◆ **Task requirements**
Please transcribe the data that follows without the pictures, keeping every word the same.

(Collected data)
┌────────

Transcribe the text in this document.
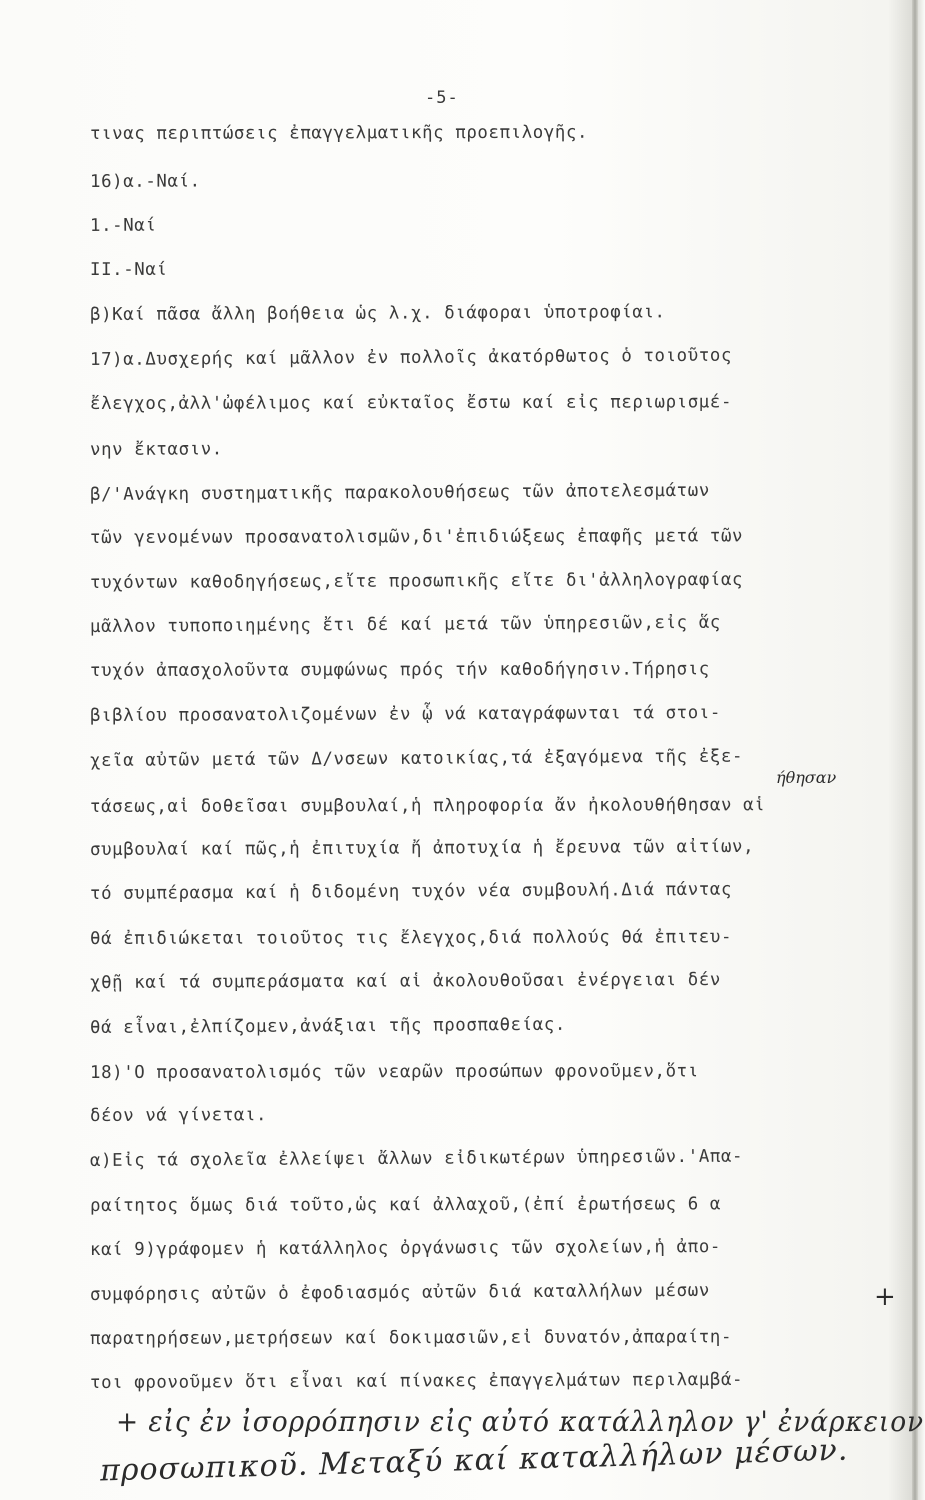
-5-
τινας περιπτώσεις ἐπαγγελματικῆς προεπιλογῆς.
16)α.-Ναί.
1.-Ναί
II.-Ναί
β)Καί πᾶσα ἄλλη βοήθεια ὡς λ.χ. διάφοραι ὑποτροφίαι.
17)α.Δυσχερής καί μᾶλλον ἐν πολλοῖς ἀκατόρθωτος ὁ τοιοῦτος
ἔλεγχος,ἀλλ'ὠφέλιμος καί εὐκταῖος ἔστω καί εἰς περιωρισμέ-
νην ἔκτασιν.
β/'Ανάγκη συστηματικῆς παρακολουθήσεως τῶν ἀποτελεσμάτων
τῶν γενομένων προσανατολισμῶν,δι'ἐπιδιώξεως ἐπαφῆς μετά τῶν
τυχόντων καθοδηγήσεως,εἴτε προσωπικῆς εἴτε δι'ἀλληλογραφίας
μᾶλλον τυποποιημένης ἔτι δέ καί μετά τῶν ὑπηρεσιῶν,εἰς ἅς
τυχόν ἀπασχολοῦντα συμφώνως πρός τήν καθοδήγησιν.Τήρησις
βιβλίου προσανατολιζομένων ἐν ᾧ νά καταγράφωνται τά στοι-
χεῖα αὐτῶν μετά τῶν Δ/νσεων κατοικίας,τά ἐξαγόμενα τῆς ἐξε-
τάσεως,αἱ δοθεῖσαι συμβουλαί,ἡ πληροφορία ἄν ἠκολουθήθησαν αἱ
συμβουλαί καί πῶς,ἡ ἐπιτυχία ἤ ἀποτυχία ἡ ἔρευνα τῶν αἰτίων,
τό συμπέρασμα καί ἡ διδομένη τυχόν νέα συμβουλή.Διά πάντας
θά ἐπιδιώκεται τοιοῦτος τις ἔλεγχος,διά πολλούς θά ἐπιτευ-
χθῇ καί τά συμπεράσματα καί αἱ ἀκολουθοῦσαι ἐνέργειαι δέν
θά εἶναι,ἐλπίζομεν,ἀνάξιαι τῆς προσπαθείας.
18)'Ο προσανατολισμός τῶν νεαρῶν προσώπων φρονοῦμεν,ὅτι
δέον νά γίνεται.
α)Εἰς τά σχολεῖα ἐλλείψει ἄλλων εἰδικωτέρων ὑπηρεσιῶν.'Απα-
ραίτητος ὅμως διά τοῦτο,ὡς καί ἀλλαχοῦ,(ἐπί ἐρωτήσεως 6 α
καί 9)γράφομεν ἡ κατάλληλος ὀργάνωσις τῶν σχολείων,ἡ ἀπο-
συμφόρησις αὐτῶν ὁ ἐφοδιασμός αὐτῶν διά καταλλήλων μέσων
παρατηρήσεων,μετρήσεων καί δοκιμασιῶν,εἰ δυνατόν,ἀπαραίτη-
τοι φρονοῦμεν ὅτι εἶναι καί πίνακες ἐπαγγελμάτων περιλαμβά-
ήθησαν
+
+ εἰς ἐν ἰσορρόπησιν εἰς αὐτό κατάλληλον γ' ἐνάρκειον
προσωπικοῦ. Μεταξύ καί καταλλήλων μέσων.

└────────

◆ **Exercise output**
Transcribe the text in this document.
-5-
τινας περιπτώσεις ἐπαγγελματικῆς προεπιλογῆς.
16)α.-Ναί.
1.-Ναί
II.-Ναί
β)Καί πᾶσα ἄλλη βοήθεια ὡς λ.χ. διάφοραι ὑποτροφίαι.
17)α.Δυσχερής καί μᾶλλον ἐν πολλοῖς ἀκατόρθωτος ὁ τοιοῦτος
ἔλεγχος,ἀλλ'ὠφέλιμος καί εὐκταῖος ἔστω καί εἰς περιωρισμέ-
νην ἔκτασιν.
β/'Ανάγκη συστηματικῆς παρακολουθήσεως τῶν ἀποτελεσμάτων
τῶν γενομένων προσανατολισμῶν,δι'ἐπιδιώξεως ἐπαφῆς μετά τῶν
τυχόντων καθοδηγήσεως,εἴτε προσωπικῆς εἴτε δι'ἀλληλογραφίας
μᾶλλον τυποποιημένης ἔτι δέ καί μετά τῶν ὑπηρεσιῶν,εἰς ἅς
τυχόν ἀπασχολοῦντα συμφώνως πρός τήν καθοδήγησιν.Τήρησις
βιβλίου προσανατολιζομένων ἐν ᾧ νά καταγράφωνται τά στοι-
χεῖα αὐτῶν μετά τῶν Δ/νσεων κατοικίας,τά ἐξαγόμενα τῆς ἐξε-
τάσεως,αἱ δοθεῖσαι συμβουλαί,ἡ πληροφορία ἄν ἠκολουθήθησαν αἱ
συμβουλαί καί πῶς,ἡ ἐπιτυχία ἤ ἀποτυχία ἡ ἔρευνα τῶν αἰτίων,
τό συμπέρασμα καί ἡ διδομένη τυχόν νέα συμβουλή.Διά πάντας
θά ἐπιδιώκεται τοιοῦτος τις ἔλεγχος,διά πολλούς θά ἐπιτευ-
χθῇ καί τά συμπεράσματα καί αἱ ἀκολουθοῦσαι ἐνέργειαι δέν
θά εἶναι,ἐλπίζομεν,ἀνάξιαι τῆς προσπαθείας.
18)'Ο προσανατολισμός τῶν νεαρῶν προσώπων φρονοῦμεν,ὅτι
δέον νά γίνεται.
α)Εἰς τά σχολεῖα ἐλλείψει ἄλλων εἰδικωτέρων ὑπηρεσιῶν.'Απα-
ραίτητος ὅμως διά τοῦτο,ὡς καί ἀλλαχοῦ,(ἐπί ἐρωτήσεως 6 α
καί 9)γράφομεν ἡ κατάλληλος ὀργάνωσις τῶν σχολείων,ἡ ἀπο-
συμφόρησις αὐτῶν ὁ ἐφοδιασμός αὐτῶν διά καταλλήλων μέσων
παρατηρήσεων,μετρήσεων καί δοκιμασιῶν,εἰ δυνατόν,ἀπαραίτη-
τοι φρονοῦμεν ὅτι εἶναι καί πίνακες ἐπαγγελμάτων περιλαμβά-
ήθησαν
+
+ εἰς ἐν ἰσορρόπησιν εἰς αὐτό κατάλληλον γ' ἐνάρκειον
προσωπικοῦ. Μεταξύ καί καταλλήλων μέσων.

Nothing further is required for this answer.